# Задания:
(1) Ответьте на вопросы по отрывку о Роте, каждый ответ дайте с новой строки с той же буквой.
(a) Как называлась речь, произнесенная Ротом в 1961 г.?
(b) В течение какого срока, согласно отрывку, никто не стал бы опровергать подобные обвинения, если бы рана не была болезненной?
(c) Какой вопрос, по формулировке Рота, задает себе писатель?
(2) Перепишите дословно фрагмент отрывка о Роте, начав со слов «Критика, вызванная публикацией» и закончив словами «была действительно болезненной.».
(3) Перечислите всех людей, которые названы в отрывке о Роте по имени или фамилии.

# Отрывок:
((

Критика, вызванная публикацией первых книг Рота, стала предвестием другой, еще более коварной угрозы. Обвинения в антисемитизме были для него болезненны, видимо, в том числе и потому, что исходили от людей, которых он знал всю жизнь. Как бы ни раздражало его их неуместное благочестие, их страхи и их паранойя были ему понятны. Он осознавал, что «публичное выражение злобы — последнее, чего ждут от хорошего еврея — последнее, чего ждет он сам, его близкие, другие евреи… Этому учит история и глубинный страх». Никто не стал бы опровергать подобные обвинения в течение полувека, если бы нанесенная ими рана не была действительно болезненной.
Но рана была нанесена не только самому Роту. Обвинения в антисемитизме касались литературы вообще. В речи «Новые еврейские стереотипы», произнесенной в 1961 г., Рот высмеивает Леона Юриса и Гарри Голдена — еврейских писателей, которые писали книги о евреях невероятного героизма и шарма. Их сочинения наполняли еврейских читателей гордостью, карманы авторов — гонорарами, а читателей‑неевреев — облегчением, «ведь если жертва на самом деле не является жертвой, то и мучитель, наверное, не мучитель».
Такого рода заигрывание с читателем, уверен Рот, не просто лицемерно. Это плохая беллетристика: шаблонная, неуклюжая, карикатурная. Она преследует антилитературные цели. Она перемалывает всю сложность человеческой жизни, наполненной моральными противоречиями и бурными волнами, в безвредную манную кашку. Конечно, немного эффективной пропаганды евреям совсем не помешает. Но писатели не обязательно должны чувствовать себя пропагандистами. Рот формулирует это так: «Писатель спрашивает себя: “Что думают люди?”; а пиарщик: “Что подумают люди?”».

))

# Исходные данные:
((

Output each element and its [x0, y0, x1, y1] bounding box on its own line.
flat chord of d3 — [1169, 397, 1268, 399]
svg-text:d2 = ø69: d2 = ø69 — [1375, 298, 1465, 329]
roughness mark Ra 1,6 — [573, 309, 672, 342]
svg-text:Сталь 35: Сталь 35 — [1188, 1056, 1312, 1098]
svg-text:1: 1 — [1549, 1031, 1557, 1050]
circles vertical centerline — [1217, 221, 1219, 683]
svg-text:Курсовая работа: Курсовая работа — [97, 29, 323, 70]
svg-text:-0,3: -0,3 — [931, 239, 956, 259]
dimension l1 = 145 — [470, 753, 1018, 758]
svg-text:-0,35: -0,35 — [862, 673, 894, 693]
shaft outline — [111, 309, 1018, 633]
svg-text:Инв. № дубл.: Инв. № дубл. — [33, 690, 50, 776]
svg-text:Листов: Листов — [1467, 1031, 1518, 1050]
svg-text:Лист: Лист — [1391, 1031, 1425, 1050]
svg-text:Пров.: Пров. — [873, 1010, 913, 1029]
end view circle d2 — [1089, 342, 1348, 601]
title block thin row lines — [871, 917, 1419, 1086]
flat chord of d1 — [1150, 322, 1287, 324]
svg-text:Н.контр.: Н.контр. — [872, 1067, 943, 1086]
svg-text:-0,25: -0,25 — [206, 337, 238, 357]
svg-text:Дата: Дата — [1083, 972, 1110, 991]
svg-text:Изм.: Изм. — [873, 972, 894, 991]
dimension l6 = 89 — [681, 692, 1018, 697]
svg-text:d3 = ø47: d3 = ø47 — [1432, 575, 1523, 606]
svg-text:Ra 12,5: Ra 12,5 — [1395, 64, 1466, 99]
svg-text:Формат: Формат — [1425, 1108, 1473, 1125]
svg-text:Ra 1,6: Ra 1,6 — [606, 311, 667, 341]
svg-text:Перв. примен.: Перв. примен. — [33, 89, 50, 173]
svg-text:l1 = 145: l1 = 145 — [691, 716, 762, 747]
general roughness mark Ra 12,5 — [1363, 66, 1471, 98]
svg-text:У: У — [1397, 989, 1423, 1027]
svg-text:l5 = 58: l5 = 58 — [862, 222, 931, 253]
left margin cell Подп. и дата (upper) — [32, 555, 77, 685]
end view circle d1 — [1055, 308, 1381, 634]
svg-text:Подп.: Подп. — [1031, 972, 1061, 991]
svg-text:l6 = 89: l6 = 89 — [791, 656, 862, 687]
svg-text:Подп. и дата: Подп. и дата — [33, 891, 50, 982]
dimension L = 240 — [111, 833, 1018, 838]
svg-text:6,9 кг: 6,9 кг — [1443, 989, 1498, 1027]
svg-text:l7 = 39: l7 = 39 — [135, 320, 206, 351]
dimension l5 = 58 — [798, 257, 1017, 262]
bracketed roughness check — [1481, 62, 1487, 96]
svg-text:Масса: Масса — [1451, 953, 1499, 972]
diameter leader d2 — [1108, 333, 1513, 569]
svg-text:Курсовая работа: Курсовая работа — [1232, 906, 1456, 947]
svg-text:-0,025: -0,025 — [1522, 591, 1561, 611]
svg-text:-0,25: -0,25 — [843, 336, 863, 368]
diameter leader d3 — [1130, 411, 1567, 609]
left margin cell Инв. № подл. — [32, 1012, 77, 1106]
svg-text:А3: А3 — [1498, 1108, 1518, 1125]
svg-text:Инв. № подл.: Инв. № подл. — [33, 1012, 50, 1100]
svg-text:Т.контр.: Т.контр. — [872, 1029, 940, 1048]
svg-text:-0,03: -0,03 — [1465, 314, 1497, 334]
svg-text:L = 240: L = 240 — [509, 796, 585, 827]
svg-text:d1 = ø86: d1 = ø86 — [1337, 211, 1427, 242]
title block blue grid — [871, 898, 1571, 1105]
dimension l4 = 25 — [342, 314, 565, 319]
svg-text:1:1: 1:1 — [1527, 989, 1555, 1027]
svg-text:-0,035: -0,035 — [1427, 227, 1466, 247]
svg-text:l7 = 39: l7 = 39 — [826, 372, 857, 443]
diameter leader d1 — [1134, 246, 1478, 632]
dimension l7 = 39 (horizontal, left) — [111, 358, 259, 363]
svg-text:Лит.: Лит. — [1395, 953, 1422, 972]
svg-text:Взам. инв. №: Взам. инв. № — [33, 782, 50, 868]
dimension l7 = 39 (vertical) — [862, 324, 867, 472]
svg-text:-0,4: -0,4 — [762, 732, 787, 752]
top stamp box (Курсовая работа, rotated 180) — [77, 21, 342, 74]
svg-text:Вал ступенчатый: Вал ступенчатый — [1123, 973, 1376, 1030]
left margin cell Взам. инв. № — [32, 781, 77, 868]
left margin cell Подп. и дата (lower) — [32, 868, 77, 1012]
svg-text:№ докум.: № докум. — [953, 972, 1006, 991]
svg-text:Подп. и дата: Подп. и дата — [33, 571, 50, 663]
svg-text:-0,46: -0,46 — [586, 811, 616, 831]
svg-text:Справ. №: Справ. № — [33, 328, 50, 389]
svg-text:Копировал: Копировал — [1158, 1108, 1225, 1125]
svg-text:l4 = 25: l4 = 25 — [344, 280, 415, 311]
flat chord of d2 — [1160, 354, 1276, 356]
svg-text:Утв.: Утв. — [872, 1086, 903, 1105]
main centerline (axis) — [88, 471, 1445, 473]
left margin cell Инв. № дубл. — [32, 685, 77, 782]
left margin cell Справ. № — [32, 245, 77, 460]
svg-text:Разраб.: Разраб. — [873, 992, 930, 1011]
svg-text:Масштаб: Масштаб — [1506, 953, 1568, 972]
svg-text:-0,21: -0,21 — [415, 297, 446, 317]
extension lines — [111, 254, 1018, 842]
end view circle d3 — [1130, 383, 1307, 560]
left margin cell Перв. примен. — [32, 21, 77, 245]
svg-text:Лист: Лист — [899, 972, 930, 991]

))

# Ответы:
(1)
(a) «Новые еврейские стереотипы».
(b) В течение полувека.
(c) «Что думают люди?»

(2)
Критика, вызванная публикацией первых книг Рота, стала предвестием другой, еще более коварной угрозы. Обвинения в антисемитизме были для него болезненны, видимо, в том числе и потому, что исходили от людей, которых он знал всю жизнь. Как бы ни раздражало его их неуместное благочестие, их страхи и их паранойя были ему понятны. Он осознавал, что «публичное выражение злобы — последнее, чего ждут от хорошего еврея — последнее, чего ждет он сам, его близкие, другие евреи… Этому учит история и глубинный страх». Никто не стал бы опровергать подобные обвинения в течение полувека, если бы нанесенная ими рана не была действительно болезненной.

(3) Рот, Леон Юрис, Гарри Голден.